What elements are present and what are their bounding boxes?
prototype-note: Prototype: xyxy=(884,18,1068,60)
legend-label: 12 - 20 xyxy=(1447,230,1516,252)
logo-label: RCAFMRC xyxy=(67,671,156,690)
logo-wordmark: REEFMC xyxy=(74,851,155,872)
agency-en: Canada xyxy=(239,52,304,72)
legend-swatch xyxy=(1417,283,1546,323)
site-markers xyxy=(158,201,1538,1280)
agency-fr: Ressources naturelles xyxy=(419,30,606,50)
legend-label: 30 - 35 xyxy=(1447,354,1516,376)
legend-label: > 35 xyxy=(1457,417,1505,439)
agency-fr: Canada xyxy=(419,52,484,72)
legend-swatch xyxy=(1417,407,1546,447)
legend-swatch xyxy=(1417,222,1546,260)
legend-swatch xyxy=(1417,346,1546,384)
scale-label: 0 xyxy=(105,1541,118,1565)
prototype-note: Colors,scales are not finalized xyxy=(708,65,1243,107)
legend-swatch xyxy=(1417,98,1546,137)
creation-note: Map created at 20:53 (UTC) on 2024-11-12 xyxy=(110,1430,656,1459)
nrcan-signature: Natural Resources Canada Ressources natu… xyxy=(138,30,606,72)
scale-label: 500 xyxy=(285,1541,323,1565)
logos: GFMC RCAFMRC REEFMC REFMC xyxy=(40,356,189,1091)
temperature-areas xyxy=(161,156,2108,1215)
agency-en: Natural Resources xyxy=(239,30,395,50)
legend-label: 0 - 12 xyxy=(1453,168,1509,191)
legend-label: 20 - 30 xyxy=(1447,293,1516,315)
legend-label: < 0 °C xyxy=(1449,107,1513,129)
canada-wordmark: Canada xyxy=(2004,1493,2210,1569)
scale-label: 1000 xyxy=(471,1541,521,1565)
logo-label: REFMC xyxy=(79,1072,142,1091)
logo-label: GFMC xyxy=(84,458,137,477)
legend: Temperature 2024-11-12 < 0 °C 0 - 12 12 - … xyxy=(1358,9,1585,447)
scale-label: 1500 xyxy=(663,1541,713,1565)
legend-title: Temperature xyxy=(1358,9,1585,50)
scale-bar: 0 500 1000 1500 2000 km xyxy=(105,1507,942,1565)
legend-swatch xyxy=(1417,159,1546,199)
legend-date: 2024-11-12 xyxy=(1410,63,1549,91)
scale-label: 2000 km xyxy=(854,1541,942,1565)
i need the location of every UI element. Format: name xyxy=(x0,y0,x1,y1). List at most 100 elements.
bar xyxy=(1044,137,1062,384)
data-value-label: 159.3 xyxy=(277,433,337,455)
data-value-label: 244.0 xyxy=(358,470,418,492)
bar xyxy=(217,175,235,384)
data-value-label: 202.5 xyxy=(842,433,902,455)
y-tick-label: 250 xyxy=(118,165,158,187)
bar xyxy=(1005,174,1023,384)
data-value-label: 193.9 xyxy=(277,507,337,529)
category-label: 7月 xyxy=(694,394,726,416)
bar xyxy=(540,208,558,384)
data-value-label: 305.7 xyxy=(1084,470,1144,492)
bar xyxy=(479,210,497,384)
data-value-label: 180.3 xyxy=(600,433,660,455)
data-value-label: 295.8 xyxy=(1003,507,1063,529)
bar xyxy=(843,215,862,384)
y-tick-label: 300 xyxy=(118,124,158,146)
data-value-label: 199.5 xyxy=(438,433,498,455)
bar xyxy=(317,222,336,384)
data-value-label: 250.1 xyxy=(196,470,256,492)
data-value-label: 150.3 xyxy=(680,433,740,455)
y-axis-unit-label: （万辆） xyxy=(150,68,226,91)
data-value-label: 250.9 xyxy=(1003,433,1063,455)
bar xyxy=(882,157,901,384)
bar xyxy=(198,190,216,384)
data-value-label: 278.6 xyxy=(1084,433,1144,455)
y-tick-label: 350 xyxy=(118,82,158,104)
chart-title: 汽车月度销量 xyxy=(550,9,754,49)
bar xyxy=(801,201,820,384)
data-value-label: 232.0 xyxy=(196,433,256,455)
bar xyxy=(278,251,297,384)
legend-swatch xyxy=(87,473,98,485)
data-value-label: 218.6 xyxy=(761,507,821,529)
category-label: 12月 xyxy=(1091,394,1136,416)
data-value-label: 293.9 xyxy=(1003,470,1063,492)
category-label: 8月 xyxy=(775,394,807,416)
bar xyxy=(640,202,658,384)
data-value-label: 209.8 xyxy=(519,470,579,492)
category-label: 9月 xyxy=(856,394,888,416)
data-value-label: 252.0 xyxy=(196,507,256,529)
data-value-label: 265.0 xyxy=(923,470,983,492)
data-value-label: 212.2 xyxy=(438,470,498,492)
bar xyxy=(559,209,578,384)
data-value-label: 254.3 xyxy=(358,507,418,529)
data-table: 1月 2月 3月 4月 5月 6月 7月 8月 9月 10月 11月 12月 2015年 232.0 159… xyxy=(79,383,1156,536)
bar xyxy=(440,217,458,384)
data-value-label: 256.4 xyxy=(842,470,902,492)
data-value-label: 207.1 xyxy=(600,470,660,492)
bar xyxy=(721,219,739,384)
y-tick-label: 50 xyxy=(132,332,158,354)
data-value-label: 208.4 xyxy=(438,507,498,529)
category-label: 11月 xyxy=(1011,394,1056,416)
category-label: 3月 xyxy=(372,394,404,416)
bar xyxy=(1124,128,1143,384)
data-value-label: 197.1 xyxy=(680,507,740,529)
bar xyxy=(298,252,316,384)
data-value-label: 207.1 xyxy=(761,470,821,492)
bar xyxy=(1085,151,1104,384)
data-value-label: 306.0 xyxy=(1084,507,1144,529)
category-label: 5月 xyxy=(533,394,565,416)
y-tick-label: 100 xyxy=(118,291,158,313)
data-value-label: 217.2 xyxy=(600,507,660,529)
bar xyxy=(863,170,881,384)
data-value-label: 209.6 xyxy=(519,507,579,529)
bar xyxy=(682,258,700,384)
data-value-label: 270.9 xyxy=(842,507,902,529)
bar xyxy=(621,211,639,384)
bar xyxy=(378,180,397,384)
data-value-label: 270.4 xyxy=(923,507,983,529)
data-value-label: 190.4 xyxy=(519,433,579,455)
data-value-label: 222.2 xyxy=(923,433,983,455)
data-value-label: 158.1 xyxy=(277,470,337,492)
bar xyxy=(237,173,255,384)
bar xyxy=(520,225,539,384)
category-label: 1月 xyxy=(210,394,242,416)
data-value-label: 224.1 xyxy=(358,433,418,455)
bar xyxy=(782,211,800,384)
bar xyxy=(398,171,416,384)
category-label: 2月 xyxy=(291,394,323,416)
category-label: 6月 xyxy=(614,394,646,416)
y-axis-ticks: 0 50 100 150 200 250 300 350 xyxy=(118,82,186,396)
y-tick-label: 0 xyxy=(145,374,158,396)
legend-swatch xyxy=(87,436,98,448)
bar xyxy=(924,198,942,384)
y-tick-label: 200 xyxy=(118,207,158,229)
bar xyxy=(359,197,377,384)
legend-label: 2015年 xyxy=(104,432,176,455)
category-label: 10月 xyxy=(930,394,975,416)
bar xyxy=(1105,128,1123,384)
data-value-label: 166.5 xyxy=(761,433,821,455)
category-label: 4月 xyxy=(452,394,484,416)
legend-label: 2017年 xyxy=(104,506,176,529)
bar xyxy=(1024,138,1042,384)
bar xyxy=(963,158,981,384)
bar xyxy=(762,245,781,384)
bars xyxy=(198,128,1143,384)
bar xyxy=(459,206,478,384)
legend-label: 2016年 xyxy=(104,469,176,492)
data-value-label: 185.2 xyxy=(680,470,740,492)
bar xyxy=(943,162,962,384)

- **Written task**
Copy every line of the material above exactly as it appears.

- **Task answer**
What elements are present and what are their bounding boxes?
prototype-note: Prototype: xyxy=(884,18,1068,60)
legend-label: 12 - 20 xyxy=(1447,230,1516,252)
logo-label: RCAFMRC xyxy=(67,671,156,690)
logo-wordmark: REEFMC xyxy=(74,851,155,872)
agency-en: Canada xyxy=(239,52,304,72)
legend-swatch xyxy=(1417,283,1546,323)
site-markers xyxy=(158,201,1538,1280)
agency-fr: Ressources naturelles xyxy=(419,30,606,50)
legend-label: 30 - 35 xyxy=(1447,354,1516,376)
legend-label: > 35 xyxy=(1457,417,1505,439)
agency-fr: Canada xyxy=(419,52,484,72)
legend-swatch xyxy=(1417,407,1546,447)
legend-swatch xyxy=(1417,222,1546,260)
legend-swatch xyxy=(1417,346,1546,384)
scale-label: 0 xyxy=(105,1541,118,1565)
prototype-note: Colors,scales are not finalized xyxy=(708,65,1243,107)
legend-swatch xyxy=(1417,98,1546,137)
creation-note: Map created at 20:53 (UTC) on 2024-11-12 xyxy=(110,1430,656,1459)
nrcan-signature: Natural Resources Canada Ressources natu… xyxy=(138,30,606,72)
scale-label: 500 xyxy=(285,1541,323,1565)
logos: GFMC RCAFMRC REEFMC REFMC xyxy=(40,356,189,1091)
temperature-areas xyxy=(161,156,2108,1215)
agency-en: Natural Resources xyxy=(239,30,395,50)
legend-label: 0 - 12 xyxy=(1453,168,1509,191)
legend-label: 20 - 30 xyxy=(1447,293,1516,315)
legend-label: < 0 °C xyxy=(1449,107,1513,129)
canada-wordmark: Canada xyxy=(2004,1493,2210,1569)
scale-label: 1000 xyxy=(471,1541,521,1565)
logo-label: REFMC xyxy=(79,1072,142,1091)
logo-label: GFMC xyxy=(84,458,137,477)
legend: Temperature 2024-11-12 < 0 °C 0 - 12 12 - … xyxy=(1358,9,1585,447)
scale-label: 1500 xyxy=(663,1541,713,1565)
legend-title: Temperature xyxy=(1358,9,1585,50)
scale-bar: 0 500 1000 1500 2000 km xyxy=(105,1507,942,1565)
legend-swatch xyxy=(1417,159,1546,199)
legend-date: 2024-11-12 xyxy=(1410,63,1549,91)
scale-label: 2000 km xyxy=(854,1541,942,1565)
i need the location of every UI element. Format: name xyxy=(x0,y0,x1,y1). List at most 100 elements.
bar xyxy=(1044,137,1062,384)
data-value-label: 159.3 xyxy=(277,433,337,455)
data-value-label: 244.0 xyxy=(358,470,418,492)
bar xyxy=(217,175,235,384)
data-value-label: 202.5 xyxy=(842,433,902,455)
y-tick-label: 250 xyxy=(118,165,158,187)
bar xyxy=(1005,174,1023,384)
data-value-label: 193.9 xyxy=(277,507,337,529)
category-label: 7月 xyxy=(694,394,726,416)
bar xyxy=(540,208,558,384)
data-value-label: 305.7 xyxy=(1084,470,1144,492)
bar xyxy=(479,210,497,384)
data-value-label: 180.3 xyxy=(600,433,660,455)
data-value-label: 295.8 xyxy=(1003,507,1063,529)
bar xyxy=(843,215,862,384)
y-tick-label: 300 xyxy=(118,124,158,146)
data-value-label: 199.5 xyxy=(438,433,498,455)
bar xyxy=(317,222,336,384)
data-value-label: 250.1 xyxy=(196,470,256,492)
data-value-label: 150.3 xyxy=(680,433,740,455)
y-axis-unit-label: （万辆） xyxy=(150,68,226,91)
data-value-label: 250.9 xyxy=(1003,433,1063,455)
bar xyxy=(882,157,901,384)
bar xyxy=(198,190,216,384)
data-value-label: 278.6 xyxy=(1084,433,1144,455)
y-tick-label: 350 xyxy=(118,82,158,104)
chart-title: 汽车月度销量 xyxy=(550,9,754,49)
bar xyxy=(801,201,820,384)
data-value-label: 232.0 xyxy=(196,433,256,455)
bar xyxy=(278,251,297,384)
legend-swatch xyxy=(87,473,98,485)
data-value-label: 218.6 xyxy=(761,507,821,529)
category-label: 12月 xyxy=(1091,394,1136,416)
data-value-label: 293.9 xyxy=(1003,470,1063,492)
category-label: 8月 xyxy=(775,394,807,416)
bar xyxy=(640,202,658,384)
data-value-label: 209.8 xyxy=(519,470,579,492)
category-label: 9月 xyxy=(856,394,888,416)
data-value-label: 252.0 xyxy=(196,507,256,529)
data-value-label: 265.0 xyxy=(923,470,983,492)
data-value-label: 212.2 xyxy=(438,470,498,492)
bar xyxy=(559,209,578,384)
data-value-label: 254.3 xyxy=(358,507,418,529)
data-table: 1月 2月 3月 4月 5月 6月 7月 8月 9月 10月 11月 12月 2015年 232.0 159… xyxy=(79,383,1156,536)
bar xyxy=(440,217,458,384)
data-value-label: 256.4 xyxy=(842,470,902,492)
data-value-label: 207.1 xyxy=(600,470,660,492)
bar xyxy=(721,219,739,384)
y-tick-label: 50 xyxy=(132,332,158,354)
data-value-label: 208.4 xyxy=(438,507,498,529)
category-label: 11月 xyxy=(1011,394,1056,416)
category-label: 3月 xyxy=(372,394,404,416)
bar xyxy=(1124,128,1143,384)
data-value-label: 197.1 xyxy=(680,507,740,529)
bar xyxy=(298,252,316,384)
data-value-label: 207.1 xyxy=(761,470,821,492)
bar xyxy=(1085,151,1104,384)
data-value-label: 306.0 xyxy=(1084,507,1144,529)
category-label: 5月 xyxy=(533,394,565,416)
y-tick-label: 100 xyxy=(118,291,158,313)
data-value-label: 217.2 xyxy=(600,507,660,529)
bar xyxy=(863,170,881,384)
data-value-label: 209.6 xyxy=(519,507,579,529)
bar xyxy=(682,258,700,384)
data-value-label: 270.9 xyxy=(842,507,902,529)
bar xyxy=(621,211,639,384)
bar xyxy=(378,180,397,384)
data-value-label: 270.4 xyxy=(923,507,983,529)
data-value-label: 190.4 xyxy=(519,433,579,455)
data-value-label: 222.2 xyxy=(923,433,983,455)
data-value-label: 158.1 xyxy=(277,470,337,492)
bar xyxy=(237,173,255,384)
bar xyxy=(520,225,539,384)
category-label: 1月 xyxy=(210,394,242,416)
data-value-label: 224.1 xyxy=(358,433,418,455)
bar xyxy=(782,211,800,384)
bar xyxy=(398,171,416,384)
category-label: 2月 xyxy=(291,394,323,416)
category-label: 6月 xyxy=(614,394,646,416)
y-axis-ticks: 0 50 100 150 200 250 300 350 xyxy=(118,82,186,396)
y-tick-label: 0 xyxy=(145,374,158,396)
legend-swatch xyxy=(87,436,98,448)
bar xyxy=(924,198,942,384)
y-tick-label: 200 xyxy=(118,207,158,229)
bar xyxy=(359,197,377,384)
legend-label: 2015年 xyxy=(104,432,176,455)
category-label: 10月 xyxy=(930,394,975,416)
bar xyxy=(1105,128,1123,384)
data-value-label: 166.5 xyxy=(761,433,821,455)
category-label: 4月 xyxy=(452,394,484,416)
legend-label: 2017年 xyxy=(104,506,176,529)
bar xyxy=(1024,138,1042,384)
bar xyxy=(963,158,981,384)
bar xyxy=(762,245,781,384)
bars xyxy=(198,128,1143,384)
bar xyxy=(459,206,478,384)
legend-label: 2016年 xyxy=(104,469,176,492)
data-value-label: 185.2 xyxy=(680,470,740,492)
bar xyxy=(943,162,962,384)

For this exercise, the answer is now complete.